[Records from a data collection]

----

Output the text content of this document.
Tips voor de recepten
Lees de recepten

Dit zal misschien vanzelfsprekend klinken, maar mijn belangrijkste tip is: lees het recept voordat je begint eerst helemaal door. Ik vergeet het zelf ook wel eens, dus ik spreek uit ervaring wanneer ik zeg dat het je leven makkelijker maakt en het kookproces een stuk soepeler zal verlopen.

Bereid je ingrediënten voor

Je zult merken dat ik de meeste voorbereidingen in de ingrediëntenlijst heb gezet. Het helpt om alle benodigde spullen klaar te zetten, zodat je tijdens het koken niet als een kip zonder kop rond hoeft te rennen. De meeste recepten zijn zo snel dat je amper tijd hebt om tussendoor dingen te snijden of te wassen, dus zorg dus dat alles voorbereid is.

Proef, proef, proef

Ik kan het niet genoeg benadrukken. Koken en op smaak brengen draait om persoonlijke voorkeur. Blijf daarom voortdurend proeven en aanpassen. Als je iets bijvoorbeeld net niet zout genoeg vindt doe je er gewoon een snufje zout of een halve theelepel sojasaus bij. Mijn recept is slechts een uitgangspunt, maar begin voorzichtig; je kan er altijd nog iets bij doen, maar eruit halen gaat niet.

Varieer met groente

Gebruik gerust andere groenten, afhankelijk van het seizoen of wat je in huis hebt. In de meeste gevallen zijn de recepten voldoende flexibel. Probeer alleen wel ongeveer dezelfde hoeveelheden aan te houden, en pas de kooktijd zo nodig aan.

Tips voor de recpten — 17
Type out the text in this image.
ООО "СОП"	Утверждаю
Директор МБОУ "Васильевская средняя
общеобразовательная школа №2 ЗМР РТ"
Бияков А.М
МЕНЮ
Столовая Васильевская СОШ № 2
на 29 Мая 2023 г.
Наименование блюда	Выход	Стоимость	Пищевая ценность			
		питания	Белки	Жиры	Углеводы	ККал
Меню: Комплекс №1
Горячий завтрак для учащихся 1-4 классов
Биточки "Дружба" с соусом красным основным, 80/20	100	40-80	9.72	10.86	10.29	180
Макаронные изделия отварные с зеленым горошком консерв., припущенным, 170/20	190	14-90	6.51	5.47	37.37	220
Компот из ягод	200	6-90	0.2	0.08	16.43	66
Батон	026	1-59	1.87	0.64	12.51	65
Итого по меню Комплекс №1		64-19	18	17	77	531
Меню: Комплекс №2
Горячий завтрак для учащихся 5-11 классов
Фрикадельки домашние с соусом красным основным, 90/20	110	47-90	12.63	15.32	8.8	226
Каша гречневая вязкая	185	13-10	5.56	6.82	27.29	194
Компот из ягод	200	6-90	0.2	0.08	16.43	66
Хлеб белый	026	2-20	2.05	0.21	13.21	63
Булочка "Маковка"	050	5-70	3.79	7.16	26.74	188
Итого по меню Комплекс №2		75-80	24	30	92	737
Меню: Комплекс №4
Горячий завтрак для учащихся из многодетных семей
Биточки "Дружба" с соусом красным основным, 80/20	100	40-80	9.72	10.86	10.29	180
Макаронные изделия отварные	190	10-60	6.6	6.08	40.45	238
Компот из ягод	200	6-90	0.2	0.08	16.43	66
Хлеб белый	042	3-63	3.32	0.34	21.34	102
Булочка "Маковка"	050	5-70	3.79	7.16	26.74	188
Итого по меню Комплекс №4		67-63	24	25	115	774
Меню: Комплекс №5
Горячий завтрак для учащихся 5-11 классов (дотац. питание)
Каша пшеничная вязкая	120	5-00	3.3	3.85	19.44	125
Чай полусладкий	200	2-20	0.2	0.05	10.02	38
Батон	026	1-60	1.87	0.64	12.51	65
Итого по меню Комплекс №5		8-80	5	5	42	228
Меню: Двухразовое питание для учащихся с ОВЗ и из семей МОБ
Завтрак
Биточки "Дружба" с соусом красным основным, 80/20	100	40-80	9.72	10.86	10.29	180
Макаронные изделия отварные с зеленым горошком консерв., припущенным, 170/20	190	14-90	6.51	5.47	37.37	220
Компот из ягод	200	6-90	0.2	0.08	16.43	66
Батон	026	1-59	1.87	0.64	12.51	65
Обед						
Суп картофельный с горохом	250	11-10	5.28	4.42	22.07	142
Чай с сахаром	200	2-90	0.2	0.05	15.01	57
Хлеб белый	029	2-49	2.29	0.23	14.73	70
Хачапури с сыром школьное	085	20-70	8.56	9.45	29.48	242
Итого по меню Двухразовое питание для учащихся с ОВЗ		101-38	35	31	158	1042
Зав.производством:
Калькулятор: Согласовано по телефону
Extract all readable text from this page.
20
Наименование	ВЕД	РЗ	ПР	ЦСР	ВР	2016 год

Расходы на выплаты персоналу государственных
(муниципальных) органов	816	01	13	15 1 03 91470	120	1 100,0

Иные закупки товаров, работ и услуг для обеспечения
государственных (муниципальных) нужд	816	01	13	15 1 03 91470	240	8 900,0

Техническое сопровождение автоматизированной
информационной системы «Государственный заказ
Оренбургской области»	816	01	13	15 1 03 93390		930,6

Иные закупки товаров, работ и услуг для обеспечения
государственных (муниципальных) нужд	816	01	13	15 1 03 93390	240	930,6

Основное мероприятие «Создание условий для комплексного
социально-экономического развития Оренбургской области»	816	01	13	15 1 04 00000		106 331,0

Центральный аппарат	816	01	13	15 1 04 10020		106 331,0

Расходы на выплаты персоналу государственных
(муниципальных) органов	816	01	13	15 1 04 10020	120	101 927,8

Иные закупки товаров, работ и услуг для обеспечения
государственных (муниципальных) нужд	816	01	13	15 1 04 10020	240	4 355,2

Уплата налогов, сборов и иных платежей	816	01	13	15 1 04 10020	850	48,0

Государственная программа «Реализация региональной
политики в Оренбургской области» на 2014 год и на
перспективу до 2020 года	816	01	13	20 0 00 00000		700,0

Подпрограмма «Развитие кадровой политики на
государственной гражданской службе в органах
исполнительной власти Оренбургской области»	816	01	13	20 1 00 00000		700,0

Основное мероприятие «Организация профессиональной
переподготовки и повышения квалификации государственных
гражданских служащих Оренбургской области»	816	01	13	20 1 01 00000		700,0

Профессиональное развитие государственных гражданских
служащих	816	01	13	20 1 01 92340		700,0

----

_EXERCISE REQUIREMENTS:_
Gather, from the listing above, every line carrying the word "муниципальных".

_IN RESPONSE:_
(муниципальных) органов	816	01	13	15 1 03 91470	120	1 100,0
государственных (муниципальных) нужд	816	01	13	15 1 03 91470	240	8 900,0
государственных (муниципальных) нужд	816	01	13	15 1 03 93390	240	930,6
(муниципальных) органов	816	01	13	15 1 04 10020	120	101 927,8
государственных (муниципальных) нужд	816	01	13	15 1 04 10020	240	4 355,2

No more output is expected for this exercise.